• Supplied records:
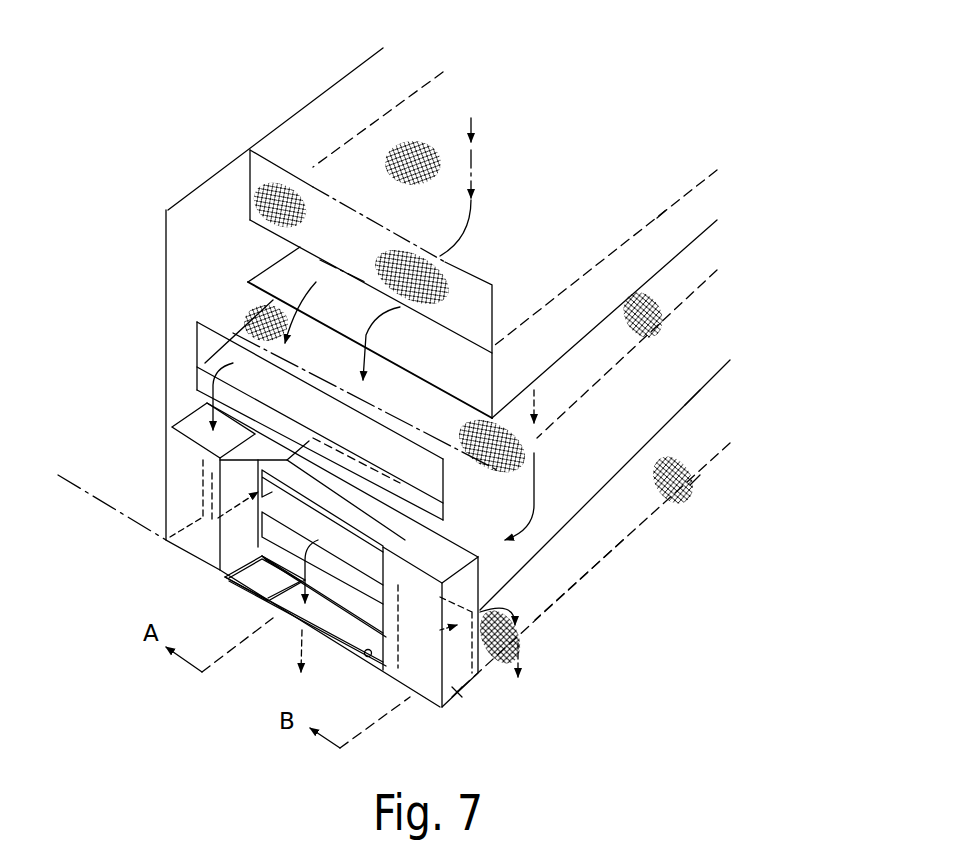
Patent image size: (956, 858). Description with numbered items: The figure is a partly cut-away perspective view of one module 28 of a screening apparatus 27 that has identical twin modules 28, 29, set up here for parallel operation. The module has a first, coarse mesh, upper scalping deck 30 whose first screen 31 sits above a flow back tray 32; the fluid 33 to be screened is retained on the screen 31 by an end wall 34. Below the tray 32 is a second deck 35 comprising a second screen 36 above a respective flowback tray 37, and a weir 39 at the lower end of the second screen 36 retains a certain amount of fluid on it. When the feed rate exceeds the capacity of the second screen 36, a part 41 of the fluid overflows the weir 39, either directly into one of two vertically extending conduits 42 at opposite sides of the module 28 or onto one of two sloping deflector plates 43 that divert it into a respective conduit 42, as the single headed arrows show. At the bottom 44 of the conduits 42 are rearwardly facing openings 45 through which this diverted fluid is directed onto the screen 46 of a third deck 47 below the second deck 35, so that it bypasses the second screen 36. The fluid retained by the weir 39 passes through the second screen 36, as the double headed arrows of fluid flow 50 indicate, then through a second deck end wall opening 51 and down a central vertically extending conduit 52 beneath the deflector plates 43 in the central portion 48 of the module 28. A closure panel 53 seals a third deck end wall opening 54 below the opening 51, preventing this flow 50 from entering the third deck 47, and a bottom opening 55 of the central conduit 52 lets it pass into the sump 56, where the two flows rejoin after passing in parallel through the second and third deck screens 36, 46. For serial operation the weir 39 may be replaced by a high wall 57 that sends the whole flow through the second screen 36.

The screening apparatus 27 is at (588, 588).
The module 28 is at (183, 556).
The module 29 is at (72, 500).
The first deck 30 is at (697, 207).
The first screen 31 is at (657, 220).
The flow back tray 32 is at (680, 250).
The fluid 33 is at (472, 178).
The end wall 34 is at (494, 295).
The second deck 35 is at (670, 402).
The second screen 36 is at (680, 303).
The flowback tray 37 is at (690, 379).
The weir 39 is at (197, 368).
The part of the fluid 41 is at (207, 400).
The vertically extending conduits 42 is at (193, 425).
The sloping deflector plates 43 is at (445, 505).
The bottom of the vertical conduits 44 is at (452, 690).
The rearwardly facing openings 45 is at (463, 693).
The third deck screen 46 is at (687, 458).
The third deck 47 is at (693, 500).
The central portion 48 is at (289, 630).
The fluid flow 50 is at (535, 528).
The second deck end wall opening 51 is at (260, 480).
The central vertically extending conduit 52 is at (347, 633).
The closure panel 53 is at (250, 580).
The third deck end wall opening 54 is at (252, 579).
The bottom opening 55 is at (368, 657).
The sump 56 is at (273, 670).
The high wall 57 is at (197, 333).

• Task goal:
How many lines in the records above contain the string "flowback"? Reply with the number only.

• Worked solution:
2